§ **Data section**:

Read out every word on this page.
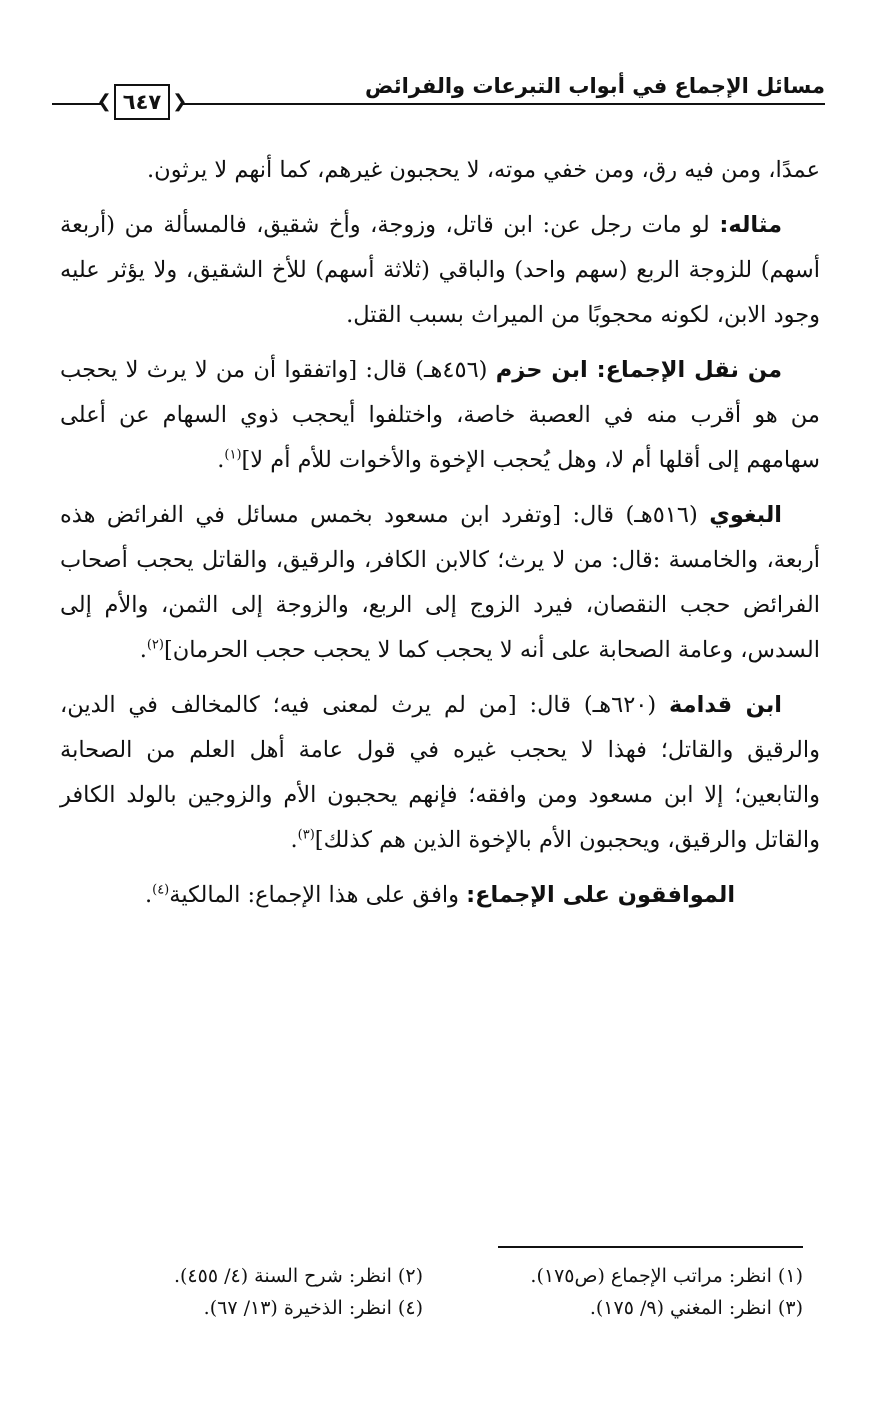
مسائل الإجماع في أبواب التبرعات والفرائض
❮
٦٤٧
❯

عمدًا، ومن فيه رق، ومن خفي موته، لا يحجبون غيرهم، كما أنهم لا يرثون.

مثاله: لو مات رجل عن: ابن قاتل، وزوجة، وأخ شقيق، فالمسألة من (أربعة أسهم) للزوجة الربع (سهم واحد) والباقي (ثلاثة أسهم) للأخ الشقيق، ولا يؤثر عليه وجود الابن، لكونه محجوبًا من الميراث بسبب القتل.

من نقل الإجماع: ابن حزم (٤٥٦هـ) قال: [واتفقوا أن من لا يرث لا يحجب من هو أقرب منه في العصبة خاصة، واختلفوا أيحجب ذوي السهام عن أعلى سهامهم إلى أقلها أم لا، وهل يُحجب الإخوة والأخوات للأم أم لا]$^{(١)}$.

البغوي (٥١٦هـ) قال: [وتفرد ابن مسعود بخمس مسائل في الفرائض هذه أربعة، والخامسة :قال: من لا يرث؛ كالابن الكافر، والرقيق، والقاتل يحجب أصحاب الفرائض حجب النقصان، فيرد الزوج إلى الربع، والزوجة إلى الثمن، والأم إلى السدس، وعامة الصحابة على أنه لا يحجب كما لا يحجب حجب الحرمان]$^{(٢)}$.

ابن قدامة (٦٢٠هـ) قال: [من لم يرث لمعنى فيه؛ كالمخالف في الدين، والرقيق والقاتل؛ فهذا لا يحجب غيره في قول عامة أهل العلم من الصحابة والتابعين؛ إلا ابن مسعود ومن وافقه؛ فإنهم يحجبون الأم والزوجين بالولد الكافر والقاتل والرقيق، ويحجبون الأم بالإخوة الذين هم كذلك]$^{(٣)}$.

الموافقون على الإجماع: وافق على هذا الإجماع: المالكية$^{(٤)}$.

(١) انظر: مراتب الإجماع (ص١٧٥).
(٢) انظر: شرح السنة (٤/ ٤٥٥).
(٣) انظر: المغني (٩/ ١٧٥).
(٤) انظر: الذخيرة (١٣/ ٦٧).
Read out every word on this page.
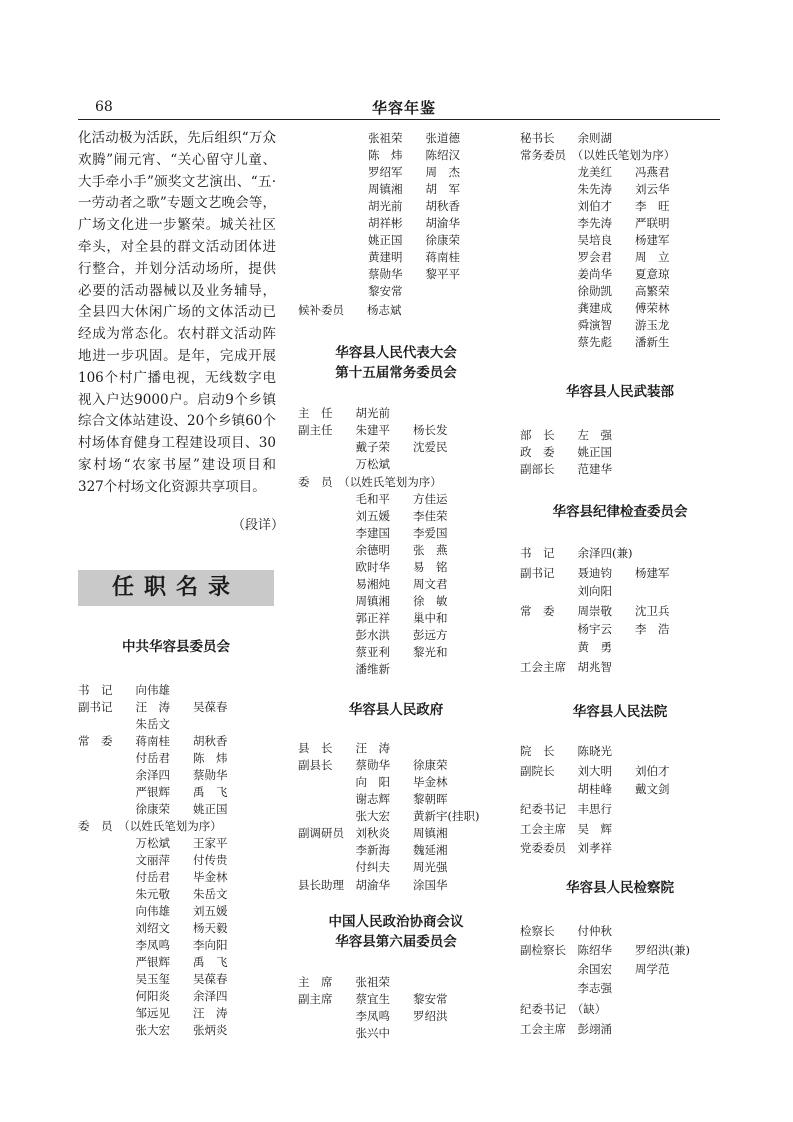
68	华容年鉴
化活动极为活跃，先后组织“万众欢腾”闹元宵、“关心留守儿童、大手牵小手”颁奖文艺演出、“五·一劳动者之歌”专题文艺晚会等，广场文化进一步繁荣。城关社区牵头，对全县的群文活动团体进行整合，并划分活动场所，提供必要的活动器械以及业务辅导，全县四大休闲广场的文体活动已经成为常态化。农村群文活动阵地进一步巩固。是年，完成开展106个村广播电视，无线数字电视入户达9000户。启动9个乡镇综合文体站建设、20个乡镇60个村场体育健身工程建设项目、30家村场“农家书屋”建设项目和327个村场文化资源共享项目。
（段详）
任职名录
中共华容县委员会
华容县人民代表大会
第十五届常务委员会
华容县人民政府
中国人民政治协商会议
华容县第六届委员会
华容县人民武装部
华容县纪律检查委员会
华容县人民法院
华容县人民检察院
书　记　　向伟雄
副书记　　汪　涛　　吴葆春
　　　　　朱岳文
常　委　　蒋南桂　　胡秋香
　　　　　付岳君　　陈　炜
　　　　　余泽四　　蔡勋华
　　　　　严银辉　　禹　飞
　　　　　徐康荣　　姚正国
委　员　（以姓氏笔划为序）
　　　　　万松斌　　王家平
　　　　　文丽萍　　付传贵
　　　　　付岳君　　毕金林
　　　　　朱元敬　　朱岳文
　　　　　向伟雄　　刘五媛
　　　　　刘绍文　　杨天毅
　　　　　李凤鸣　　李向阳
　　　　　严银辉　　禹　飞
　　　　　吴玉玺　　吴葆春
　　　　　何阳炎　　余泽四
　　　　　邹远见　　汪　涛
　　　　　张大宏　　张炳炎
张祖荣　　张道德
陈　炜　　陈绍汉
罗绍军　　周　杰
周镇湘　　胡　军
胡光前　　胡秋香
胡祥彬　　胡渝华
姚正国　　徐康荣
黄建明　　蒋南桂
蔡勋华　　黎平平
黎安常
候补委员　　杨志斌
主　任　　胡光前
副主任　　朱建平　　杨长发
　　　　　戴子荣　　沈爱民
　　　　　万松斌
委　员　（以姓氏笔划为序）
　　　　　毛和平　　方佳运
　　　　　刘五媛　　李佳荣
　　　　　李建国　　李爱国
　　　　　余德明　　张　燕
　　　　　欧时华　　易　铭
　　　　　易湘炖　　周文君
　　　　　周镇湘　　徐　敏
　　　　　郭正祥　　巢中和
　　　　　彭水洪　　彭远方
　　　　　蔡亚利　　黎光和
　　　　　潘维新
县　长　　汪　涛
副县长　　蔡勋华　　徐康荣
　　　　　向　阳　　毕金林
　　　　　谢志辉　　黎朝晖
　　　　　张大宏　　黄新宇(挂职)
副调研员　刘秋炎　　周镇湘
　　　　　李新海　　魏延湘
　　　　　付纠夫　　周光强
县长助理　胡渝华　　涂国华
主　席　　张祖荣
副主席　　蔡宜生　　黎安常
　　　　　李凤鸣　　罗绍洪
　　　　　张兴中
秘书长　　余则湖
常务委员　（以姓氏笔划为序）
　　　　　龙美红　　冯燕君
　　　　　朱先涛　　刘云华
　　　　　刘伯才　　李　旺
　　　　　李先涛　　严联明
　　　　　吴培良　　杨建军
　　　　　罗会君　　周　立
　　　　　姜尚华　　夏意琼
　　　　　徐勋凯　　高繁荣
　　　　　龚建成　　傅荣林
　　　　　舜演智　　游玉龙
　　　　　蔡先彪　　潘新生
部　长　　左　强
政　委　　姚正国
副部长　　范建华
书　记　　余泽四(兼)
副书记　　聂迪钧　　杨建军
　　　　　刘向阳
常　委　　周崇敬　　沈卫兵
　　　　　杨宇云　　李　浩
　　　　　黄　勇
工会主席　胡兆智
院　长　　陈晓光
副院长　　刘大明　　刘伯才
　　　　　胡桂峰　　戴文剑
纪委书记　丰思行
工会主席　吴　辉
党委委员　刘孝祥
检察长　　付仲秋
副检察长　陈绍华　　罗绍洪(兼)
　　　　　余国宏　　周学范
　　　　　李志强
纪委书记　（缺）
工会主席　彭翊涌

§ **To be done**:
With the pictures left out, transcribe the material exactly.

§ **Output for this task**:
Read out every word on this page.
مسائل الإجماع في أبواب التبرعات والفرائض
❮
٦٤٧
❯

عمدًا، ومن فيه رق، ومن خفي موته، لا يحجبون غيرهم، كما أنهم لا يرثون.

مثاله: لو مات رجل عن: ابن قاتل، وزوجة، وأخ شقيق، فالمسألة من (أربعة أسهم) للزوجة الربع (سهم واحد) والباقي (ثلاثة أسهم) للأخ الشقيق، ولا يؤثر عليه وجود الابن، لكونه محجوبًا من الميراث بسبب القتل.

من نقل الإجماع: ابن حزم (٤٥٦هـ) قال: [واتفقوا أن من لا يرث لا يحجب من هو أقرب منه في العصبة خاصة، واختلفوا أيحجب ذوي السهام عن أعلى سهامهم إلى أقلها أم لا، وهل يُحجب الإخوة والأخوات للأم أم لا]$^{(١)}$.

البغوي (٥١٦هـ) قال: [وتفرد ابن مسعود بخمس مسائل في الفرائض هذه أربعة، والخامسة :قال: من لا يرث؛ كالابن الكافر، والرقيق، والقاتل يحجب أصحاب الفرائض حجب النقصان، فيرد الزوج إلى الربع، والزوجة إلى الثمن، والأم إلى السدس، وعامة الصحابة على أنه لا يحجب كما لا يحجب حجب الحرمان]$^{(٢)}$.

ابن قدامة (٦٢٠هـ) قال: [من لم يرث لمعنى فيه؛ كالمخالف في الدين، والرقيق والقاتل؛ فهذا لا يحجب غيره في قول عامة أهل العلم من الصحابة والتابعين؛ إلا ابن مسعود ومن وافقه؛ فإنهم يحجبون الأم والزوجين بالولد الكافر والقاتل والرقيق، ويحجبون الأم بالإخوة الذين هم كذلك]$^{(٣)}$.

الموافقون على الإجماع: وافق على هذا الإجماع: المالكية$^{(٤)}$.

(١) انظر: مراتب الإجماع (ص١٧٥).
(٢) انظر: شرح السنة (٤/ ٤٥٥).
(٣) انظر: المغني (٩/ ١٧٥).
(٤) انظر: الذخيرة (١٣/ ٦٧).
Read out every word on this page.
68	华容年鉴
化活动极为活跃，先后组织“万众欢腾”闹元宵、“关心留守儿童、大手牵小手”颁奖文艺演出、“五·一劳动者之歌”专题文艺晚会等，广场文化进一步繁荣。城关社区牵头，对全县的群文活动团体进行整合，并划分活动场所，提供必要的活动器械以及业务辅导，全县四大休闲广场的文体活动已经成为常态化。农村群文活动阵地进一步巩固。是年，完成开展106个村广播电视，无线数字电视入户达9000户。启动9个乡镇综合文体站建设、20个乡镇60个村场体育健身工程建设项目、30家村场“农家书屋”建设项目和327个村场文化资源共享项目。
（段详）
任职名录
中共华容县委员会
华容县人民代表大会
第十五届常务委员会
华容县人民政府
中国人民政治协商会议
华容县第六届委员会
华容县人民武装部
华容县纪律检查委员会
华容县人民法院
华容县人民检察院
书　记　　向伟雄
副书记　　汪　涛　　吴葆春
　　　　　朱岳文
常　委　　蒋南桂　　胡秋香
　　　　　付岳君　　陈　炜
　　　　　余泽四　　蔡勋华
　　　　　严银辉　　禹　飞
　　　　　徐康荣　　姚正国
委　员　（以姓氏笔划为序）
　　　　　万松斌　　王家平
　　　　　文丽萍　　付传贵
　　　　　付岳君　　毕金林
　　　　　朱元敬　　朱岳文
　　　　　向伟雄　　刘五媛
　　　　　刘绍文　　杨天毅
　　　　　李凤鸣　　李向阳
　　　　　严银辉　　禹　飞
　　　　　吴玉玺　　吴葆春
　　　　　何阳炎　　余泽四
　　　　　邹远见　　汪　涛
　　　　　张大宏　　张炳炎
张祖荣　　张道德
陈　炜　　陈绍汉
罗绍军　　周　杰
周镇湘　　胡　军
胡光前　　胡秋香
胡祥彬　　胡渝华
姚正国　　徐康荣
黄建明　　蒋南桂
蔡勋华　　黎平平
黎安常
候补委员　　杨志斌
主　任　　胡光前
副主任　　朱建平　　杨长发
　　　　　戴子荣　　沈爱民
　　　　　万松斌
委　员　（以姓氏笔划为序）
　　　　　毛和平　　方佳运
　　　　　刘五媛　　李佳荣
　　　　　李建国　　李爱国
　　　　　余德明　　张　燕
　　　　　欧时华　　易　铭
　　　　　易湘炖　　周文君
　　　　　周镇湘　　徐　敏
　　　　　郭正祥　　巢中和
　　　　　彭水洪　　彭远方
　　　　　蔡亚利　　黎光和
　　　　　潘维新
县　长　　汪　涛
副县长　　蔡勋华　　徐康荣
　　　　　向　阳　　毕金林
　　　　　谢志辉　　黎朝晖
　　　　　张大宏　　黄新宇(挂职)
副调研员　刘秋炎　　周镇湘
　　　　　李新海　　魏延湘
　　　　　付纠夫　　周光强
县长助理　胡渝华　　涂国华
主　席　　张祖荣
副主席　　蔡宜生　　黎安常
　　　　　李凤鸣　　罗绍洪
　　　　　张兴中
秘书长　　余则湖
常务委员　（以姓氏笔划为序）
　　　　　龙美红　　冯燕君
　　　　　朱先涛　　刘云华
　　　　　刘伯才　　李　旺
　　　　　李先涛　　严联明
　　　　　吴培良　　杨建军
　　　　　罗会君　　周　立
　　　　　姜尚华　　夏意琼
　　　　　徐勋凯　　高繁荣
　　　　　龚建成　　傅荣林
　　　　　舜演智　　游玉龙
　　　　　蔡先彪　　潘新生
部　长　　左　强
政　委　　姚正国
副部长　　范建华
书　记　　余泽四(兼)
副书记　　聂迪钧　　杨建军
　　　　　刘向阳
常　委　　周崇敬　　沈卫兵
　　　　　杨宇云　　李　浩
　　　　　黄　勇
工会主席　胡兆智
院　长　　陈晓光
副院长　　刘大明　　刘伯才
　　　　　胡桂峰　　戴文剑
纪委书记　丰思行
工会主席　吴　辉
党委委员　刘孝祥
检察长　　付仲秋
副检察长　陈绍华　　罗绍洪(兼)
　　　　　余国宏　　周学范
　　　　　李志强
纪委书记　（缺）
工会主席　彭翊涌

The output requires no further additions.